--- START INPUT FOR THIS TASK ---

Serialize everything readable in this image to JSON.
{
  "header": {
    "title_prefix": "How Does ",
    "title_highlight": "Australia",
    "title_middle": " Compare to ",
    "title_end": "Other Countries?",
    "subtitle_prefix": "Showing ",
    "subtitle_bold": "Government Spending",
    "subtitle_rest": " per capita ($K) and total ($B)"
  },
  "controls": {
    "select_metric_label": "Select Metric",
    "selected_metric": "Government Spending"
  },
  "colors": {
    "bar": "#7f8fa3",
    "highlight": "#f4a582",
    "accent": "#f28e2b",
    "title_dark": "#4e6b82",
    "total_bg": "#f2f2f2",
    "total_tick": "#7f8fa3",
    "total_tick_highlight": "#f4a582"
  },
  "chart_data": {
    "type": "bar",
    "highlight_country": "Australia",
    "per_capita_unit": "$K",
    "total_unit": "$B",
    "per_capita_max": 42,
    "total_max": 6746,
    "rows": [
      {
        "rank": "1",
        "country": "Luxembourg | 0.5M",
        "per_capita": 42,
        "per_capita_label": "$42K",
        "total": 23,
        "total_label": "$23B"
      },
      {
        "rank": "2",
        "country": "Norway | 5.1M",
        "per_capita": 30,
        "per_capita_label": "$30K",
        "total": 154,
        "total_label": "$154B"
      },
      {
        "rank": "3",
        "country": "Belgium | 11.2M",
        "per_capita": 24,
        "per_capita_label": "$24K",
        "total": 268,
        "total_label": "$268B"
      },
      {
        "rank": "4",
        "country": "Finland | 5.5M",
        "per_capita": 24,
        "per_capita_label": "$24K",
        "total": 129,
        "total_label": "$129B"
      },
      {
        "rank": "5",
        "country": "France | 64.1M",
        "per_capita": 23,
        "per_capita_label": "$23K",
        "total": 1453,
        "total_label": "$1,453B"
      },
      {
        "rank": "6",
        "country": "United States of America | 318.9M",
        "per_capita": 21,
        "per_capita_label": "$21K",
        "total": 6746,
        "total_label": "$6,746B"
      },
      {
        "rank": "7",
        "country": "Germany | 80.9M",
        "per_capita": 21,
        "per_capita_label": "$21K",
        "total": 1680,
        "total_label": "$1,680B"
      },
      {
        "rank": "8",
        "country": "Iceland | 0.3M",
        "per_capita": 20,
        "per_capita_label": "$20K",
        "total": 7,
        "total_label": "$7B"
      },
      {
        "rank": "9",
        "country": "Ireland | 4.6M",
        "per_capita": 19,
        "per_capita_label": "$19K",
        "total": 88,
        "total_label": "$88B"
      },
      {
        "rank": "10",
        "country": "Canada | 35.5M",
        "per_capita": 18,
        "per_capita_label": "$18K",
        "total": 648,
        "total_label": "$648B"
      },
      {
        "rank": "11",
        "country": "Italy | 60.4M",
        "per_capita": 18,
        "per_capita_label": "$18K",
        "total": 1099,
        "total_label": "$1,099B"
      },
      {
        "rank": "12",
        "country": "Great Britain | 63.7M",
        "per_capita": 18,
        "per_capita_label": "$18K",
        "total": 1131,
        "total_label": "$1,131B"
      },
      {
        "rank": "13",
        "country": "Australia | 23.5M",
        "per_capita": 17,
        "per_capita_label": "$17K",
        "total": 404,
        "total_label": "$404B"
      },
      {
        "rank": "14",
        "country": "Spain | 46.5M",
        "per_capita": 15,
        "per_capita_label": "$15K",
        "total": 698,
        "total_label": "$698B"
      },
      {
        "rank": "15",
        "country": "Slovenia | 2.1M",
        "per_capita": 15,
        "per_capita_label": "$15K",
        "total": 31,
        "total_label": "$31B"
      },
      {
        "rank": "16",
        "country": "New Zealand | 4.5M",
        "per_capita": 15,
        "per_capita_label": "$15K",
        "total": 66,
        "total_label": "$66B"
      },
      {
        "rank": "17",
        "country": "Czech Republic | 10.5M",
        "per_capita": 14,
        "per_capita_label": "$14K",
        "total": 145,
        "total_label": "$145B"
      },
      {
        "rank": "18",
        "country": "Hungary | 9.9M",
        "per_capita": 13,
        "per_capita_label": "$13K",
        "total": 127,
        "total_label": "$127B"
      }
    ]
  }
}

--- END INPUT FOR THIS TASK ---

SHORT PROBLEM. Every record above needs to be repeated word for word.

RESULT OF THE EXERCISE.
Serialize everything readable in this image to JSON.
{
  "header": {
    "title_prefix": "How Does ",
    "title_highlight": "Australia",
    "title_middle": " Compare to ",
    "title_end": "Other Countries?",
    "subtitle_prefix": "Showing ",
    "subtitle_bold": "Government Spending",
    "subtitle_rest": " per capita ($K) and total ($B)"
  },
  "controls": {
    "select_metric_label": "Select Metric",
    "selected_metric": "Government Spending"
  },
  "colors": {
    "bar": "#7f8fa3",
    "highlight": "#f4a582",
    "accent": "#f28e2b",
    "title_dark": "#4e6b82",
    "total_bg": "#f2f2f2",
    "total_tick": "#7f8fa3",
    "total_tick_highlight": "#f4a582"
  },
  "chart_data": {
    "type": "bar",
    "highlight_country": "Australia",
    "per_capita_unit": "$K",
    "total_unit": "$B",
    "per_capita_max": 42,
    "total_max": 6746,
    "rows": [
      {
        "rank": "1",
        "country": "Luxembourg | 0.5M",
        "per_capita": 42,
        "per_capita_label": "$42K",
        "total": 23,
        "total_label": "$23B"
      },
      {
        "rank": "2",
        "country": "Norway | 5.1M",
        "per_capita": 30,
        "per_capita_label": "$30K",
        "total": 154,
        "total_label": "$154B"
      },
      {
        "rank": "3",
        "country": "Belgium | 11.2M",
        "per_capita": 24,
        "per_capita_label": "$24K",
        "total": 268,
        "total_label": "$268B"
      },
      {
        "rank": "4",
        "country": "Finland | 5.5M",
        "per_capita": 24,
        "per_capita_label": "$24K",
        "total": 129,
        "total_label": "$129B"
      },
      {
        "rank": "5",
        "country": "France | 64.1M",
        "per_capita": 23,
        "per_capita_label": "$23K",
        "total": 1453,
        "total_label": "$1,453B"
      },
      {
        "rank": "6",
        "country": "United States of America | 318.9M",
        "per_capita": 21,
        "per_capita_label": "$21K",
        "total": 6746,
        "total_label": "$6,746B"
      },
      {
        "rank": "7",
        "country": "Germany | 80.9M",
        "per_capita": 21,
        "per_capita_label": "$21K",
        "total": 1680,
        "total_label": "$1,680B"
      },
      {
        "rank": "8",
        "country": "Iceland | 0.3M",
        "per_capita": 20,
        "per_capita_label": "$20K",
        "total": 7,
        "total_label": "$7B"
      },
      {
        "rank": "9",
        "country": "Ireland | 4.6M",
        "per_capita": 19,
        "per_capita_label": "$19K",
        "total": 88,
        "total_label": "$88B"
      },
      {
        "rank": "10",
        "country": "Canada | 35.5M",
        "per_capita": 18,
        "per_capita_label": "$18K",
        "total": 648,
        "total_label": "$648B"
      },
      {
        "rank": "11",
        "country": "Italy | 60.4M",
        "per_capita": 18,
        "per_capita_label": "$18K",
        "total": 1099,
        "total_label": "$1,099B"
      },
      {
        "rank": "12",
        "country": "Great Britain | 63.7M",
        "per_capita": 18,
        "per_capita_label": "$18K",
        "total": 1131,
        "total_label": "$1,131B"
      },
      {
        "rank": "13",
        "country": "Australia | 23.5M",
        "per_capita": 17,
        "per_capita_label": "$17K",
        "total": 404,
        "total_label": "$404B"
      },
      {
        "rank": "14",
        "country": "Spain | 46.5M",
        "per_capita": 15,
        "per_capita_label": "$15K",
        "total": 698,
        "total_label": "$698B"
      },
      {
        "rank": "15",
        "country": "Slovenia | 2.1M",
        "per_capita": 15,
        "per_capita_label": "$15K",
        "total": 31,
        "total_label": "$31B"
      },
      {
        "rank": "16",
        "country": "New Zealand | 4.5M",
        "per_capita": 15,
        "per_capita_label": "$15K",
        "total": 66,
        "total_label": "$66B"
      },
      {
        "rank": "17",
        "country": "Czech Republic | 10.5M",
        "per_capita": 14,
        "per_capita_label": "$14K",
        "total": 145,
        "total_label": "$145B"
      },
      {
        "rank": "18",
        "country": "Hungary | 9.9M",
        "per_capita": 13,
        "per_capita_label": "$13K",
        "total": 127,
        "total_label": "$127B"
      }
    ]
  }
}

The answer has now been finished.